Rows excerpted from a collection:
● ● ● ● ●
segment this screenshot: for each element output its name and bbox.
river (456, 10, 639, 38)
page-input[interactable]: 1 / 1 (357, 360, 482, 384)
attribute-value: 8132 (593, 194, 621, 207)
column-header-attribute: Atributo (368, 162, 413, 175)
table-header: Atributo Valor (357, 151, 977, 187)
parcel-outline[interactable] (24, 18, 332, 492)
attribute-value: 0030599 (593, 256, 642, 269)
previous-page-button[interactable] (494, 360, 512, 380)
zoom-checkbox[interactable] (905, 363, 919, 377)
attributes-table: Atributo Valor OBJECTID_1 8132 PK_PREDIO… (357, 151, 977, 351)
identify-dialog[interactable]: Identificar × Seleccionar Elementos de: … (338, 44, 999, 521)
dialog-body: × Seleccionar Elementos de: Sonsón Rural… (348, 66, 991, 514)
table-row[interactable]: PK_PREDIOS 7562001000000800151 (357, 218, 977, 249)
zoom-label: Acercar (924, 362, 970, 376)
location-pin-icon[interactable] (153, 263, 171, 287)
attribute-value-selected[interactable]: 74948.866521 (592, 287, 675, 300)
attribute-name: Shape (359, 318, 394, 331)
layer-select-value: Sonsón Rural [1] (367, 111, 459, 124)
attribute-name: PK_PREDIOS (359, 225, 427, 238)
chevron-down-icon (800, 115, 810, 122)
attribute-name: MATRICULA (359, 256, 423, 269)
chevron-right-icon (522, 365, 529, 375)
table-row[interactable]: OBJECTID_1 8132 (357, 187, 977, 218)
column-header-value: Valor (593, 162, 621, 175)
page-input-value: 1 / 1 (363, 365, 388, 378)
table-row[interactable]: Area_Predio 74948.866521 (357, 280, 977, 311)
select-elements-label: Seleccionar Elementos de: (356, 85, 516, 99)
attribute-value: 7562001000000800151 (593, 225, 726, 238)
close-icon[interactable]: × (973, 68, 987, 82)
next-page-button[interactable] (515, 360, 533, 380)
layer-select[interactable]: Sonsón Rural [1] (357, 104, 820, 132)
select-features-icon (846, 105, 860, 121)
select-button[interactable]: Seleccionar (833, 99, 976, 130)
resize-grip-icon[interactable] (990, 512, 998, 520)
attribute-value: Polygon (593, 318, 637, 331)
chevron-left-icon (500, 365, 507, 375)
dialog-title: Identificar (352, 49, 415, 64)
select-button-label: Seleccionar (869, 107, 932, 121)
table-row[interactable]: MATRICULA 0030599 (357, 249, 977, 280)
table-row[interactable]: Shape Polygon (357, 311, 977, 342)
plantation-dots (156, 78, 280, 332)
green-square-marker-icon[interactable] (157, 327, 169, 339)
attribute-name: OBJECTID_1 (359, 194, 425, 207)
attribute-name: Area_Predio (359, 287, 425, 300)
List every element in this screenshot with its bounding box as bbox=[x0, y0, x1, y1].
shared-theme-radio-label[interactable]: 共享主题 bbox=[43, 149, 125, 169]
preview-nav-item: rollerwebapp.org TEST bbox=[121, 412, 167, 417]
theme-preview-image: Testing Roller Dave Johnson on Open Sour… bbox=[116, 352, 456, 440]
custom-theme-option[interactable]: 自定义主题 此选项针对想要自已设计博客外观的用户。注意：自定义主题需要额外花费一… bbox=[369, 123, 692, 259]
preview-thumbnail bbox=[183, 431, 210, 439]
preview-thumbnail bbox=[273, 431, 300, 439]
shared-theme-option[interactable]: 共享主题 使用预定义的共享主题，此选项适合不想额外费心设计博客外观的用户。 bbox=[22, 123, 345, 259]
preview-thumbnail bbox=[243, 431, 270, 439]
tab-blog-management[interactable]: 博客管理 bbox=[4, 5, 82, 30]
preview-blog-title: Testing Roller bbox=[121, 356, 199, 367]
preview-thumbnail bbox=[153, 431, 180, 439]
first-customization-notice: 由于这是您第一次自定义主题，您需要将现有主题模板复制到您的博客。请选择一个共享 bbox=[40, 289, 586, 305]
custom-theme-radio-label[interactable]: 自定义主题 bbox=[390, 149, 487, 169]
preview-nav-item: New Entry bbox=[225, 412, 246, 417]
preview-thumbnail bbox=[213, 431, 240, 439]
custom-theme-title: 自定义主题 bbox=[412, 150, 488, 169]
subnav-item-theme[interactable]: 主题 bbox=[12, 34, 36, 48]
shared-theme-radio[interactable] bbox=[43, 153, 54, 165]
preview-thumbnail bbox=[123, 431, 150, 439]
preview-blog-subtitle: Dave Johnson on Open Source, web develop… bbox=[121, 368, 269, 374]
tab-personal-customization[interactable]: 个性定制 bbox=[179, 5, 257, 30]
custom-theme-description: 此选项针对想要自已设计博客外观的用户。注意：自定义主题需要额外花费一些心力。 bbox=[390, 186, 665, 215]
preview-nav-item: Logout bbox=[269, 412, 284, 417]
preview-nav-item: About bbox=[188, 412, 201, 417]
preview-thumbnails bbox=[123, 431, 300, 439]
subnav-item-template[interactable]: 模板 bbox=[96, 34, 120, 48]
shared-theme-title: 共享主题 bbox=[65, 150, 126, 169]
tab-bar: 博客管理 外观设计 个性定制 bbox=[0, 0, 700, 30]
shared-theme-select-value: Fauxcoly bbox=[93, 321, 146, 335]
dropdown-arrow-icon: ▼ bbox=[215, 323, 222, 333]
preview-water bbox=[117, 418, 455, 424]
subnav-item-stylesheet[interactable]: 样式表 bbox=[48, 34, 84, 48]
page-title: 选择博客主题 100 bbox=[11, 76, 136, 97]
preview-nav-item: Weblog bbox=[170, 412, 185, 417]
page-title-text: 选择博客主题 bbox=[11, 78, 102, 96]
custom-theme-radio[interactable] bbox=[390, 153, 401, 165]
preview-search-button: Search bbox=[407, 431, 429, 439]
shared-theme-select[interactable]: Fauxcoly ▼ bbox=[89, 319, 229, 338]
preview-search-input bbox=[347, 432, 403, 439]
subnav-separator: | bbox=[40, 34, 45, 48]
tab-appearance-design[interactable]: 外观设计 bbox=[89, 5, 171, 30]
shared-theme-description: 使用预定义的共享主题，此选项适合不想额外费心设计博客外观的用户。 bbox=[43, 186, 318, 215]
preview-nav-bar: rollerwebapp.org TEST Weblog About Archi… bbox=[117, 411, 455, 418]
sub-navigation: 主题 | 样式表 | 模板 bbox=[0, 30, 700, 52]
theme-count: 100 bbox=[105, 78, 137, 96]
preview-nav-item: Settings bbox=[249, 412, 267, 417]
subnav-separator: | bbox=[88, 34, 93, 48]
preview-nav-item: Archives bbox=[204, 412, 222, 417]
● ● ● ● ●
Instructions for the task: Give every line from the start of the rows up to and including the line containing "identify-dialog[interactable]: Identificar ×" as a JSON list of strings, one string per line, with blank lines omitted.

Solution for this exercise:
[
  "segment this screenshot: for each element output its name and bbox.",
  "river (456, 10, 639, 38)",
  "page-input[interactable]: 1 / 1 (357, 360, 482, 384)",
  "attribute-value: 8132 (593, 194, 621, 207)",
  "column-header-attribute: Atributo (368, 162, 413, 175)",
  "table-header: Atributo Valor (357, 151, 977, 187)",
  "parcel-outline[interactable] (24, 18, 332, 492)",
  "attribute-value: 0030599 (593, 256, 642, 269)",
  "previous-page-button[interactable] (494, 360, 512, 380)",
  "zoom-checkbox[interactable] (905, 363, 919, 377)",
  "attributes-table: Atributo Valor OBJECTID_1 8132 PK_PREDIO… (357, 151, 977, 351)",
  "identify-dialog[interactable]: Identificar × Seleccionar Elementos de: … (338, 44, 999, 521)"
]